[start Data shown]

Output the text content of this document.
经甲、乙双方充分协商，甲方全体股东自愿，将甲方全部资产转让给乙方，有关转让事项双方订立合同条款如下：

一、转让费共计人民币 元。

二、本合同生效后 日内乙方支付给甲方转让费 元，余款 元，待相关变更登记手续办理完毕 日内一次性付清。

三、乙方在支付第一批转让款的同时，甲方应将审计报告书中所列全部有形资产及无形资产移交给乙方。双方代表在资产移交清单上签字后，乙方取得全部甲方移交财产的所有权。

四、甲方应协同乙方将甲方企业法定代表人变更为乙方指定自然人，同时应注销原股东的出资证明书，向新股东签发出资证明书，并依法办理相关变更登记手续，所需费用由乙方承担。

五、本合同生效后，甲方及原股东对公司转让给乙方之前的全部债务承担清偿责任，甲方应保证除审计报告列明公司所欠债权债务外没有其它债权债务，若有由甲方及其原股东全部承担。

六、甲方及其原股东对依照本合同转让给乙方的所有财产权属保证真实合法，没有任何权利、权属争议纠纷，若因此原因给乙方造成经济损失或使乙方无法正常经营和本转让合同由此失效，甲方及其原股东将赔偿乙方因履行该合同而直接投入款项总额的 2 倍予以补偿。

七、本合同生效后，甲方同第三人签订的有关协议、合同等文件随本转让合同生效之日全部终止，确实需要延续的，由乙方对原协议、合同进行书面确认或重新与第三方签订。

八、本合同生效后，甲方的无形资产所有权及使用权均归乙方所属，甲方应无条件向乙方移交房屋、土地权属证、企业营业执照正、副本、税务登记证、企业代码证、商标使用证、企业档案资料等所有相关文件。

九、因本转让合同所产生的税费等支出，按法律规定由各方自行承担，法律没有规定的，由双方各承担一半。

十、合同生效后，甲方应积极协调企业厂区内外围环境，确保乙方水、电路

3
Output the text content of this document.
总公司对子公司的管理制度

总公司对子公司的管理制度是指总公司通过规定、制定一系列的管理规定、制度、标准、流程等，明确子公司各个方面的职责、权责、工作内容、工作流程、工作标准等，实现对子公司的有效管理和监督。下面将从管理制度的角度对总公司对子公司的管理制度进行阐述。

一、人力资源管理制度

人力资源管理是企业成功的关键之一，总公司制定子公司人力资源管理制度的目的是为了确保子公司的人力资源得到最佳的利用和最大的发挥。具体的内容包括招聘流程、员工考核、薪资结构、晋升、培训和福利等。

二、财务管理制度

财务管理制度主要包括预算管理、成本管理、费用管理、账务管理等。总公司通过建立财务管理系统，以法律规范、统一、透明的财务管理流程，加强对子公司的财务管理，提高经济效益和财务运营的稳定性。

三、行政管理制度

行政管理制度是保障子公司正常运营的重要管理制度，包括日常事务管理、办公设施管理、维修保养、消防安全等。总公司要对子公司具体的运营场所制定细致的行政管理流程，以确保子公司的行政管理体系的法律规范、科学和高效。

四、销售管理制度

[end Data shown]

__Work to complete__. Repeat the material above in full, quoting it exactly.

__The answer__.
Output the text content of this document.
经甲、乙双方充分协商，甲方全体股东自愿，将甲方全部资产转让给乙方，有关转让事项双方订立合同条款如下：

一、转让费共计人民币 元。

二、本合同生效后 日内乙方支付给甲方转让费 元，余款 元，待相关变更登记手续办理完毕 日内一次性付清。

三、乙方在支付第一批转让款的同时，甲方应将审计报告书中所列全部有形资产及无形资产移交给乙方。双方代表在资产移交清单上签字后，乙方取得全部甲方移交财产的所有权。

四、甲方应协同乙方将甲方企业法定代表人变更为乙方指定自然人，同时应注销原股东的出资证明书，向新股东签发出资证明书，并依法办理相关变更登记手续，所需费用由乙方承担。

五、本合同生效后，甲方及原股东对公司转让给乙方之前的全部债务承担清偿责任，甲方应保证除审计报告列明公司所欠债权债务外没有其它债权债务，若有由甲方及其原股东全部承担。

六、甲方及其原股东对依照本合同转让给乙方的所有财产权属保证真实合法，没有任何权利、权属争议纠纷，若因此原因给乙方造成经济损失或使乙方无法正常经营和本转让合同由此失效，甲方及其原股东将赔偿乙方因履行该合同而直接投入款项总额的 2 倍予以补偿。

七、本合同生效后，甲方同第三人签订的有关协议、合同等文件随本转让合同生效之日全部终止，确实需要延续的，由乙方对原协议、合同进行书面确认或重新与第三方签订。

八、本合同生效后，甲方的无形资产所有权及使用权均归乙方所属，甲方应无条件向乙方移交房屋、土地权属证、企业营业执照正、副本、税务登记证、企业代码证、商标使用证、企业档案资料等所有相关文件。

九、因本转让合同所产生的税费等支出，按法律规定由各方自行承担，法律没有规定的，由双方各承担一半。

十、合同生效后，甲方应积极协调企业厂区内外围环境，确保乙方水、电路

3
Output the text content of this document.
总公司对子公司的管理制度

总公司对子公司的管理制度是指总公司通过规定、制定一系列的管理规定、制度、标准、流程等，明确子公司各个方面的职责、权责、工作内容、工作流程、工作标准等，实现对子公司的有效管理和监督。下面将从管理制度的角度对总公司对子公司的管理制度进行阐述。

一、人力资源管理制度

人力资源管理是企业成功的关键之一，总公司制定子公司人力资源管理制度的目的是为了确保子公司的人力资源得到最佳的利用和最大的发挥。具体的内容包括招聘流程、员工考核、薪资结构、晋升、培训和福利等。

二、财务管理制度

财务管理制度主要包括预算管理、成本管理、费用管理、账务管理等。总公司通过建立财务管理系统，以法律规范、统一、透明的财务管理流程，加强对子公司的财务管理，提高经济效益和财务运营的稳定性。

三、行政管理制度

行政管理制度是保障子公司正常运营的重要管理制度，包括日常事务管理、办公设施管理、维修保养、消防安全等。总公司要对子公司具体的运营场所制定细致的行政管理流程，以确保子公司的行政管理体系的法律规范、科学和高效。

四、销售管理制度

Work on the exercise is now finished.